--- SHORT EXERCISE ---
Go through the data below and gather each line containing "username".

--- RECORD EXTRACTS ---

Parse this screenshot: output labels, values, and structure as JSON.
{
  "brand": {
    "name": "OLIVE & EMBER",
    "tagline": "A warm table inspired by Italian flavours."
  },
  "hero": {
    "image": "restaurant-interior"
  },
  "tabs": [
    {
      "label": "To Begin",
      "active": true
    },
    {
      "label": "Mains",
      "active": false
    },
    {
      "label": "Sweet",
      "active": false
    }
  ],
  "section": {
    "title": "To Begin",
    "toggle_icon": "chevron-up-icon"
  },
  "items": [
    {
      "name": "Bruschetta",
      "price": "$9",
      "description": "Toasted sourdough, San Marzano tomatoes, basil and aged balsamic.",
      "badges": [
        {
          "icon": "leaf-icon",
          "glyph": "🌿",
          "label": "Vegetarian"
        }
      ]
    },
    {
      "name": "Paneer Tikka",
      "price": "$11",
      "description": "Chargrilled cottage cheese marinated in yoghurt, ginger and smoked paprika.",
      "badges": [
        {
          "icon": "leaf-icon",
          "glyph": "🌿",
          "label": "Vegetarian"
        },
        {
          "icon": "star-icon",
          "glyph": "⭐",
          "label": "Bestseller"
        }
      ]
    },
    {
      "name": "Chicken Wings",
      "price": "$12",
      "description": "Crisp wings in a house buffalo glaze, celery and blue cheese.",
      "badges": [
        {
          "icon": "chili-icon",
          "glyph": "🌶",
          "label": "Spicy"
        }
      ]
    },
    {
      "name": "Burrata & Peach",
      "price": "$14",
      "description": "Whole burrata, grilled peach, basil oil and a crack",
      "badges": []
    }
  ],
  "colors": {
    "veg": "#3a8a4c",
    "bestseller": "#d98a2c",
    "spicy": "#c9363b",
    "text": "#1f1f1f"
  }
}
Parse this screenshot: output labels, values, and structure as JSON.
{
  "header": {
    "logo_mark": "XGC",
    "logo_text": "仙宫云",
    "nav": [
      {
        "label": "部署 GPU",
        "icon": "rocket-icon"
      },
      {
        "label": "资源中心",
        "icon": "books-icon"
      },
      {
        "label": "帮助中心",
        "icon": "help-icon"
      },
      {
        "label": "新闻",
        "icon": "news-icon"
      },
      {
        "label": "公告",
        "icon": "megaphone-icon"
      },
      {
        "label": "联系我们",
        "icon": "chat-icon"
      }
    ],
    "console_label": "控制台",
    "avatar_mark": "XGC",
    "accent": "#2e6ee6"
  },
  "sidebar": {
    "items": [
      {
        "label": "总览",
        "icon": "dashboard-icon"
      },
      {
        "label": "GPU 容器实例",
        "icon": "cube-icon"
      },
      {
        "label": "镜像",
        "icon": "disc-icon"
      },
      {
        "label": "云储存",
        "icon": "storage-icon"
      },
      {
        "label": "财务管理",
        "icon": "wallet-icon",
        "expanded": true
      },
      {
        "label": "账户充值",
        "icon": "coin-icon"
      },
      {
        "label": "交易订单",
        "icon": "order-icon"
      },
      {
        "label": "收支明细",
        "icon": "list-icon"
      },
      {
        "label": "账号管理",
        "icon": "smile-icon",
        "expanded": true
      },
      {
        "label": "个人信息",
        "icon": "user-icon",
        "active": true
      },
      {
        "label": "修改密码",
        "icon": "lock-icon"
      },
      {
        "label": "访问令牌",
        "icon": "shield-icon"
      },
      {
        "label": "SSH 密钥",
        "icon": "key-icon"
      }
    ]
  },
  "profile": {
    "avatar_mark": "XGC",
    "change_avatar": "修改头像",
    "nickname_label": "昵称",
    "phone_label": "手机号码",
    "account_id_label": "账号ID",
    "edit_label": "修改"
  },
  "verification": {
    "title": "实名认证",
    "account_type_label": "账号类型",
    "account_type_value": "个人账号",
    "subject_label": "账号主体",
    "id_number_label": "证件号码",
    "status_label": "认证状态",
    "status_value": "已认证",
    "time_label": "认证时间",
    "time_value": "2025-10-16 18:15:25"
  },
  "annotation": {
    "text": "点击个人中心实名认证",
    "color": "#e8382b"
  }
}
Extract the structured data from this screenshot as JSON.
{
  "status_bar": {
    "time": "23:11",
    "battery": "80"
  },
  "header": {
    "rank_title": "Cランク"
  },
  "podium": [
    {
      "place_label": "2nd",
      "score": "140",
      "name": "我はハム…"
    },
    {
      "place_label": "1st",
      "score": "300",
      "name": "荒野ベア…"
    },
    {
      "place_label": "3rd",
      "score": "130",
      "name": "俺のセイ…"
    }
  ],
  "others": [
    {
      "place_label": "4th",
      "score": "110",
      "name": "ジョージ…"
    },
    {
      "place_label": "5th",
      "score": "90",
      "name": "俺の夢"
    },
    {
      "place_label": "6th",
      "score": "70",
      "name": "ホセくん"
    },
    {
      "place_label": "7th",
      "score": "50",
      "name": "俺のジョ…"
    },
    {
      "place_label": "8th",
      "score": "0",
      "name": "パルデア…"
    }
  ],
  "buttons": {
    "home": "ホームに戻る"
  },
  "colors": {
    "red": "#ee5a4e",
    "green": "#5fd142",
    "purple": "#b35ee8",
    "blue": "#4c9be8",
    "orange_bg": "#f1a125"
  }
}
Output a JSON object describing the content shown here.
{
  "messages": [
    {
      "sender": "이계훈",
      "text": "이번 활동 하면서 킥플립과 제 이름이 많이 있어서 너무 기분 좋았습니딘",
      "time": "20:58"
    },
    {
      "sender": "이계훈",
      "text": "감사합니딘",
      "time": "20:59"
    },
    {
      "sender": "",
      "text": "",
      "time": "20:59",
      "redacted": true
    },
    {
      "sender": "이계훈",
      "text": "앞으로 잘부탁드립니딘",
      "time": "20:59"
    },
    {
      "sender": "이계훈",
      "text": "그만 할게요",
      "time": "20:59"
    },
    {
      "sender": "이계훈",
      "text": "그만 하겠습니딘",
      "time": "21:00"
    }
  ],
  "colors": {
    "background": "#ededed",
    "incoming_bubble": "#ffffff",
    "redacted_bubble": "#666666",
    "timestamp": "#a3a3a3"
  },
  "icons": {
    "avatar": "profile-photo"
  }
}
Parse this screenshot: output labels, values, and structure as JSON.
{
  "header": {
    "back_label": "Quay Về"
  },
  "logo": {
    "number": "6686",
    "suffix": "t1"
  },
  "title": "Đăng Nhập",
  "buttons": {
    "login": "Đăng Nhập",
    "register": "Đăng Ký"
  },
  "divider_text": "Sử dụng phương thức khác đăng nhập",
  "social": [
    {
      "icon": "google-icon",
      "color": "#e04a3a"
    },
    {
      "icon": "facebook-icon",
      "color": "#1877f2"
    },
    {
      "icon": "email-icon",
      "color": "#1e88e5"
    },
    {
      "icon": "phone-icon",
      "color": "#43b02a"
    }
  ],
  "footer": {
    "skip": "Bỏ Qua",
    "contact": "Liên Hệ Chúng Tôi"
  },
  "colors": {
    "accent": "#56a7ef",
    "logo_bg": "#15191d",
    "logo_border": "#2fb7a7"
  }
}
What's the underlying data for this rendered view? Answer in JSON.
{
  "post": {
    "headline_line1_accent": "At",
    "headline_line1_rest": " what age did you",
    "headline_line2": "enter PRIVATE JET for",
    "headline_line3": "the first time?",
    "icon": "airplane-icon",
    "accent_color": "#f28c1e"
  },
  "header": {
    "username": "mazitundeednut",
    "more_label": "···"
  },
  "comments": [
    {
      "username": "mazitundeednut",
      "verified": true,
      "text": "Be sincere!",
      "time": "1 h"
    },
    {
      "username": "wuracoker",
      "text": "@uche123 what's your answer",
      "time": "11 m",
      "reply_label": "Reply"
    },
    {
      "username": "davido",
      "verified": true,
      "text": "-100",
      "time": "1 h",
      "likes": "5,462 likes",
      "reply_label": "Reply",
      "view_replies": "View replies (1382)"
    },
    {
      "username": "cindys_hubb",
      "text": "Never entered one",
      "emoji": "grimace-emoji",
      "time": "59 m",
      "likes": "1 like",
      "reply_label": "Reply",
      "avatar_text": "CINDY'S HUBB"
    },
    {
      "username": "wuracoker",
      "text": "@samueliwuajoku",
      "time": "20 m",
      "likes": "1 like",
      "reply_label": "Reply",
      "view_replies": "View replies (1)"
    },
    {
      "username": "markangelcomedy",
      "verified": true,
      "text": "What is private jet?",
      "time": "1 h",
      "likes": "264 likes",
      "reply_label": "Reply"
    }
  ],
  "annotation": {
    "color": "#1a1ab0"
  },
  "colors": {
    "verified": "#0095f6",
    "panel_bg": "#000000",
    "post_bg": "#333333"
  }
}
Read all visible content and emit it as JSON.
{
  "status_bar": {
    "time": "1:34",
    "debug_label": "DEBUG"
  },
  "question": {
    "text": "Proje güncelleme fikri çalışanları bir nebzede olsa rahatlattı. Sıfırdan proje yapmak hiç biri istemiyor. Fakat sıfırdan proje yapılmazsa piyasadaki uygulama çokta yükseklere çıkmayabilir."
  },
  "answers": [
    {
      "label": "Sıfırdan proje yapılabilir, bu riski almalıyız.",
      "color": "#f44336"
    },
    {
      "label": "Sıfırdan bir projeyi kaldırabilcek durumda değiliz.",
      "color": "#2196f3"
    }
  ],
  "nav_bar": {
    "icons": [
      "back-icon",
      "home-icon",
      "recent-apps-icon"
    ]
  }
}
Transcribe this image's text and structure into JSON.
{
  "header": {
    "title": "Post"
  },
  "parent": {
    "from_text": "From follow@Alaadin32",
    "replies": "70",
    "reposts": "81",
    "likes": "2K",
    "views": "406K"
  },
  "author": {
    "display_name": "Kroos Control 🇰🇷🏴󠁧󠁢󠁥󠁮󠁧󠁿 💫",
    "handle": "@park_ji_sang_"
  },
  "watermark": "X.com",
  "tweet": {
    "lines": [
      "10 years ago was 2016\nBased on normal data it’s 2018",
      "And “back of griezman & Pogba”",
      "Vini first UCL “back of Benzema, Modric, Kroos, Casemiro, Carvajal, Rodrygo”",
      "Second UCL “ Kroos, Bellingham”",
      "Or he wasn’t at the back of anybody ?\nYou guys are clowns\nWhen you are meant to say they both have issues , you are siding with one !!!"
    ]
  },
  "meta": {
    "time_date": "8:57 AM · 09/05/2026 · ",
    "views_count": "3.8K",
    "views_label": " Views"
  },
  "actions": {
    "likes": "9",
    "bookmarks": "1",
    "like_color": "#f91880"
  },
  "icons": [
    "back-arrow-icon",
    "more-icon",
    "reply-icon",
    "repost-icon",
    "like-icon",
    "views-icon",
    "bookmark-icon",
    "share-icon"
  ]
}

--- EXERCISE RESPONSE ---
    "username": "mazitundeednut",
      "username": "mazitundeednut",
      "username": "wuracoker",
      "username": "davido",
      "username": "cindys_hubb",
      "username": "wuracoker",
      "username": "markangelcomedy",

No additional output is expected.